§ **DATASET ENTRIES**
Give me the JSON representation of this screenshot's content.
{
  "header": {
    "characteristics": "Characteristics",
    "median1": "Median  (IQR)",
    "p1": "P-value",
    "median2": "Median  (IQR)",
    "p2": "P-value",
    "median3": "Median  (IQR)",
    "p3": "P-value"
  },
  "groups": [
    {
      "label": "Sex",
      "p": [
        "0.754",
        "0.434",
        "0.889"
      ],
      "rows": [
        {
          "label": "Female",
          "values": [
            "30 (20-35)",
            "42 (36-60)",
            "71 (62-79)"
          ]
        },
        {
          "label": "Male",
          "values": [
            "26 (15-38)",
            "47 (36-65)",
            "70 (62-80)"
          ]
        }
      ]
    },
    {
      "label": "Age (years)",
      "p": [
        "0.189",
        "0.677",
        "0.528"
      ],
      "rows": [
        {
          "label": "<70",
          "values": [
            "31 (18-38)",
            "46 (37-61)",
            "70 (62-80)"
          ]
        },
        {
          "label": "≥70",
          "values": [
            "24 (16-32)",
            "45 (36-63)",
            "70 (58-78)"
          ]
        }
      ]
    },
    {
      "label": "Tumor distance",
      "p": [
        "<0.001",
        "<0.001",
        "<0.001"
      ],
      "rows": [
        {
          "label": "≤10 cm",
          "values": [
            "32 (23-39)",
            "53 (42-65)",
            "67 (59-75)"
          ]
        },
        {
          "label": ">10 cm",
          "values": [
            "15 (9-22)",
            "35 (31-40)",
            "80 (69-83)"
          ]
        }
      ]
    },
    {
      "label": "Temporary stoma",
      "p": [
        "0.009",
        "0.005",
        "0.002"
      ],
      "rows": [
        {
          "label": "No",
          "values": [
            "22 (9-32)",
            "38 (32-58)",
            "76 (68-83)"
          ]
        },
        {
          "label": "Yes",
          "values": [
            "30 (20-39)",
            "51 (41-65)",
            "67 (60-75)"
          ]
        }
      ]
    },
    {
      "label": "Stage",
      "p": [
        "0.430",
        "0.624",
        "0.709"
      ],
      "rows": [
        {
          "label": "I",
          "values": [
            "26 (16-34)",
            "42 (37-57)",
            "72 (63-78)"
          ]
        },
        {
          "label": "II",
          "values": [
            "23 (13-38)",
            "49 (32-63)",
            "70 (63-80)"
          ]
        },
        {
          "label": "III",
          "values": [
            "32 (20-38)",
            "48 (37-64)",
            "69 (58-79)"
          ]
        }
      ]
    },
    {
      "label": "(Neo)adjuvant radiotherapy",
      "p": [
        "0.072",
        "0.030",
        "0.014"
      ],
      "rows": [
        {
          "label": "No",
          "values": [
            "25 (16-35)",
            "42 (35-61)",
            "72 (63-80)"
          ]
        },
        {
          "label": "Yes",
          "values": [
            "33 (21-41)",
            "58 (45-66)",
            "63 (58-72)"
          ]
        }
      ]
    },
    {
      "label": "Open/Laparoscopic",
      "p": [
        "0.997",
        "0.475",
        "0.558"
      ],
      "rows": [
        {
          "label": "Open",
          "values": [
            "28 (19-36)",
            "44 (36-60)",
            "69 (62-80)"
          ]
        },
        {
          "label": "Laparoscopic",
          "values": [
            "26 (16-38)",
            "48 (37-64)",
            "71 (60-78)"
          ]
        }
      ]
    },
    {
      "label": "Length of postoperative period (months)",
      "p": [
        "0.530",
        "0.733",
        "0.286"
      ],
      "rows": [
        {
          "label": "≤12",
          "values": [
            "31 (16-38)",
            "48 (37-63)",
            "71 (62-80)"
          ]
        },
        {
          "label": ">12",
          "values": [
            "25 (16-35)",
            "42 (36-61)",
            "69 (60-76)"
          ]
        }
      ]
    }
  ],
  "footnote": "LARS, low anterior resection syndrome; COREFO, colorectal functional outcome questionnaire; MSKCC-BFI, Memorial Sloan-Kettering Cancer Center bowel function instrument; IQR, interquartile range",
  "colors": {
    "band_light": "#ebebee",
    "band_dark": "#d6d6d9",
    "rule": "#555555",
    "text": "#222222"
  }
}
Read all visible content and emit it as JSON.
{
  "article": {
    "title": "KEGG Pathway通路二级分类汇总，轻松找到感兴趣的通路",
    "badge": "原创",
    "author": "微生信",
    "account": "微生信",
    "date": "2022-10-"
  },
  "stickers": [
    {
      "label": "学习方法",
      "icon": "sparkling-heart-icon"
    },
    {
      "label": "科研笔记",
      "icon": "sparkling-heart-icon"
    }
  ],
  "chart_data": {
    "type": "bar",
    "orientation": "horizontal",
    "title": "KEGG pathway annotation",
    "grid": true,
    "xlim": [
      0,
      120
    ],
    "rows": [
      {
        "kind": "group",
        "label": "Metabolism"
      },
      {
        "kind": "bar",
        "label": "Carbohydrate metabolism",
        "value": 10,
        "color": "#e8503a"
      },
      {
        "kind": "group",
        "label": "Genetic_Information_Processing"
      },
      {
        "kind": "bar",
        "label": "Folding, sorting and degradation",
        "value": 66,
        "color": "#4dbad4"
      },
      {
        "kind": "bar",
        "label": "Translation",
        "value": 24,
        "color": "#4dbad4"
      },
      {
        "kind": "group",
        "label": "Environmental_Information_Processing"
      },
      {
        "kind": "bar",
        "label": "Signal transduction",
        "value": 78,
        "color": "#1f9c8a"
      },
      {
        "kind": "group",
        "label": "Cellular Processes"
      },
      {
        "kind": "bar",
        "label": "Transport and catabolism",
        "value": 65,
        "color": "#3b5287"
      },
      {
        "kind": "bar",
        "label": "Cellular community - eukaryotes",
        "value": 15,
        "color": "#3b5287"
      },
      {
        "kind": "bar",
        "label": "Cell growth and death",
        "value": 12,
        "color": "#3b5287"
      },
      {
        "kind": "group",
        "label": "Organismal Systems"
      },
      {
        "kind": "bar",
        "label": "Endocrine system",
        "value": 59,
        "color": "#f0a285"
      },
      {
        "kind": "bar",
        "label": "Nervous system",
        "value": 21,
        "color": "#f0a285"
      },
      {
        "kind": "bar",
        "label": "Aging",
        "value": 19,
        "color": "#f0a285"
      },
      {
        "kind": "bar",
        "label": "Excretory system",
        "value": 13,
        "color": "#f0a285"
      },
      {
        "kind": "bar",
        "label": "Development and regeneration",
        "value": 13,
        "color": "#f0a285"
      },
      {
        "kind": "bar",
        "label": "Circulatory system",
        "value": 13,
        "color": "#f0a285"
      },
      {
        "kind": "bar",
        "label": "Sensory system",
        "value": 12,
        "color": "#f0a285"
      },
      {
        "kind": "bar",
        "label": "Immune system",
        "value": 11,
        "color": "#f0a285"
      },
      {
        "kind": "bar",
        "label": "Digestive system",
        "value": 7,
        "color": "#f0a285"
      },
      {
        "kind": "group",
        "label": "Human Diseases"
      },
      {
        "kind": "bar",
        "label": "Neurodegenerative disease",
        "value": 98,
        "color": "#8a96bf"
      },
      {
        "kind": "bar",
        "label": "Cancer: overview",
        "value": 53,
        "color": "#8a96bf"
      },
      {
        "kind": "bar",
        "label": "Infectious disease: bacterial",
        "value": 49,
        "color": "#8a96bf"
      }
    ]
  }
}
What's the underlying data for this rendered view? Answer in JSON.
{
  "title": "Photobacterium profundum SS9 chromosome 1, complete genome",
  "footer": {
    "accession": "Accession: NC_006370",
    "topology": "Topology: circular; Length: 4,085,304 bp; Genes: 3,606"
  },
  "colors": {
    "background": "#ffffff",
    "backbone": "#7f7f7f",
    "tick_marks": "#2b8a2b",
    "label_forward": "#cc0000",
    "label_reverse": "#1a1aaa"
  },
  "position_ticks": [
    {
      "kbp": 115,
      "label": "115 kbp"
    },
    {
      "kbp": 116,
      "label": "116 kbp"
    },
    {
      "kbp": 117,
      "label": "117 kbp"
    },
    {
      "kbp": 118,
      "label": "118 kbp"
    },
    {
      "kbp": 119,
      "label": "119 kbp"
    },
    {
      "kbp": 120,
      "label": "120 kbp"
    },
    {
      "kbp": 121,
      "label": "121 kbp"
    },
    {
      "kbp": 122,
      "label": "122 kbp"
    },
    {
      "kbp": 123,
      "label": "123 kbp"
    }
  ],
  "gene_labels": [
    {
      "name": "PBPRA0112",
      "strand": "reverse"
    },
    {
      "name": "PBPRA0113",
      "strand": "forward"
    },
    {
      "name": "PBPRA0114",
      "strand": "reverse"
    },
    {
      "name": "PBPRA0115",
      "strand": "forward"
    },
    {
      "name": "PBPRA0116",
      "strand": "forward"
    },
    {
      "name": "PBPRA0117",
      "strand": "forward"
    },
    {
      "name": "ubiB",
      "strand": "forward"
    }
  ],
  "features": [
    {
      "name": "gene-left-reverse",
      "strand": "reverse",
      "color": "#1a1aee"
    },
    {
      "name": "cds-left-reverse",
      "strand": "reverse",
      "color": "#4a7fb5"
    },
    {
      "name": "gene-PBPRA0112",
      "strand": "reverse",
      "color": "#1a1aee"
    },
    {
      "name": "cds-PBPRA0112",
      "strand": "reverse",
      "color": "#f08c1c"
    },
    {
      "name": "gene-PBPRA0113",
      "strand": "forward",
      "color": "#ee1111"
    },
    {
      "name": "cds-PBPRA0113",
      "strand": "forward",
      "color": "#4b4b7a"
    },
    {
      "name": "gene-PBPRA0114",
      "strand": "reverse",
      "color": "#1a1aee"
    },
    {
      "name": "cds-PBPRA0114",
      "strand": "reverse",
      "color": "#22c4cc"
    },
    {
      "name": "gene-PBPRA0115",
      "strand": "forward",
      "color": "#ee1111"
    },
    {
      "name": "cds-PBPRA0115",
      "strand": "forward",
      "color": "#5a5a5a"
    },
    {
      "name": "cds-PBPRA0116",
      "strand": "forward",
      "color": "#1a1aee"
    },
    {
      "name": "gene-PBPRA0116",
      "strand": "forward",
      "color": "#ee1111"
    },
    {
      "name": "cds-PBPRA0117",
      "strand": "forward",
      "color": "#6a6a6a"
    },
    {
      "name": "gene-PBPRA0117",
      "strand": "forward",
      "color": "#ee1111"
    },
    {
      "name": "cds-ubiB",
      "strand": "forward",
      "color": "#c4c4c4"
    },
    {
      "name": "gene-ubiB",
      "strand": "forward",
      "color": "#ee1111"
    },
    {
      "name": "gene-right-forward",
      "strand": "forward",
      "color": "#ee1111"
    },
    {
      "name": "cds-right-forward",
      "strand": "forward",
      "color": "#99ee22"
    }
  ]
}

§ **WHAT YOU HAVE TO DO**
All lines of the data above that include the word "Median" must be shown.

§ **RESPONSE TO THIS EXERCISE**
    "median1": "Median  (IQR)",
    "median2": "Median  (IQR)",
    "median3": "Median  (IQR)",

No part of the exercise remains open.